本文抜粋 ▸
= = = = = = =
宗教という「人間学」を越えた「肉体知」とはなんだ?
この記事を読んであなたが得られるかもしれない利益:宗教の理解、特に自分たちのそれと違う宗教への理解は、「人間学」にとって有益だ。しかしZenを世界に広めた鈴木大拙氏のように、その過程で世界を巻き込み、話し合って得られる知恵こそが、宗教知識より大事なのかもしれない。感じる知、肉体を通じて得られる知、これこそ我々に欠けている。これを身に着けてこそ、AIを支配できるというのに、だ。
書き忘れました
昨日の記事「経済学より人間学」で間違いがありました。
「孔子の戦争論」ではなくて、「孫子の兵法」の間違いです。
申し訳ありません。
もう一つ、これは書き忘れたのですが、教育としての人間学に、「宗教学」を入れるべきでした。
世界4大宗教である、キリスト教、仏教、イスラム教、ヒンズー教に、キリスト教の原型とされるユダヤ教、そして日本の神道を学ぶべきと考えます。
神道を学ぶことは、日本を学ぶことであり、僕を含めて日本人は足りていません。
= = = = = = =
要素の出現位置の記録
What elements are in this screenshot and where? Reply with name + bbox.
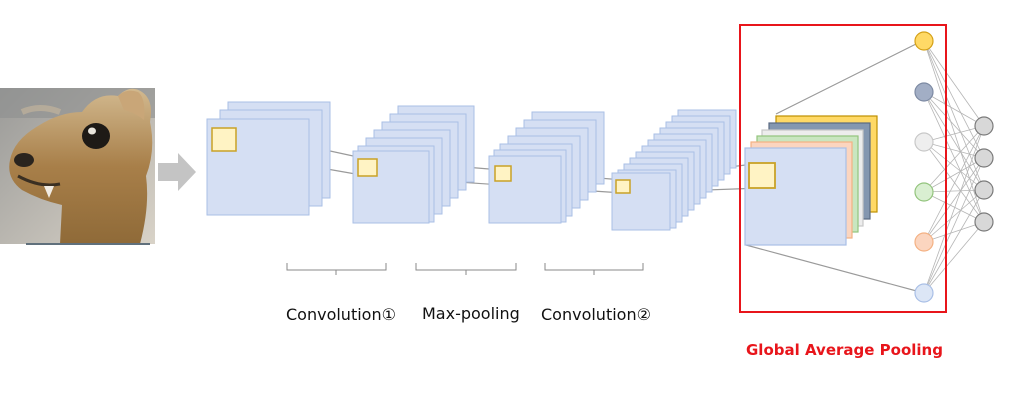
deep-kernel	[615, 179, 631, 194]
maxpool-feature-maps	[352, 105, 475, 224]
conv1-bracket	[286, 263, 387, 275]
fc-connection	[923, 91, 985, 223]
fc-connection	[923, 40, 985, 159]
fc-connection	[923, 157, 985, 193]
conv1-kernel	[211, 127, 237, 152]
output-node	[974, 180, 994, 200]
fc-connection	[923, 221, 985, 243]
fc-connection	[923, 91, 985, 191]
maxpool-kernel	[357, 158, 378, 177]
gap-kernel	[748, 162, 776, 189]
fc-connection	[923, 91, 985, 127]
fc-connection	[923, 141, 985, 223]
conv1-feature-maps	[206, 101, 331, 216]
fc-connection	[923, 157, 985, 294]
maxpool-bracket	[415, 263, 517, 275]
maxpool-label: Max-pooling	[422, 304, 520, 323]
animal-head	[9, 88, 153, 244]
animal-eye	[82, 123, 110, 149]
conv2-label: Convolution②	[541, 305, 651, 324]
fc-connection	[923, 189, 985, 193]
fc-connection	[923, 125, 985, 294]
fc-connection	[923, 91, 985, 159]
fc-connection	[923, 191, 985, 223]
gap-node	[914, 82, 934, 102]
gap-node	[914, 182, 934, 202]
deep-feature-maps	[611, 109, 737, 231]
input-image	[0, 88, 155, 245]
gap-node	[914, 232, 934, 252]
fc-connection	[923, 221, 985, 294]
gap-node	[914, 31, 934, 51]
gap-nodes	[914, 31, 934, 303]
conv2-bracket	[544, 263, 644, 275]
fc-connection	[923, 125, 985, 143]
output-nodes	[974, 116, 994, 232]
fc-connection	[923, 40, 985, 127]
conv1-label: Convolution①	[286, 305, 396, 324]
fc-connection	[923, 157, 985, 243]
fc-connection	[923, 40, 985, 191]
fc-connection	[923, 125, 985, 243]
conv2-kernel	[494, 165, 512, 182]
fully-connected-lines	[923, 40, 985, 294]
output-node	[974, 212, 994, 232]
output-node	[974, 116, 994, 136]
fc-connection	[923, 141, 985, 191]
right-arrow-icon	[158, 153, 196, 191]
fc-connection	[923, 141, 985, 159]
gap-node	[914, 283, 934, 303]
fc-connection	[923, 189, 985, 243]
fc-connection	[923, 40, 985, 223]
fc-connection	[923, 125, 985, 193]
gap-title: Global Average Pooling	[746, 341, 943, 359]
output-node	[974, 148, 994, 168]
gap-highlight-box	[739, 24, 947, 313]
fc-connection	[923, 189, 985, 294]
conv2-feature-maps	[488, 111, 605, 224]
gap-node	[914, 132, 934, 152]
= = = = = = =
作業内容 ▸
本文抜粋の「神道を学ぶことは、日本を学ぶことであり、僕を含めて日本人は足りていません。」という一文を英語に訳すとどうなりますか?

解答 ▸
Studying Shinto means studying Japan, and we Japanese, myself included, fall short in this.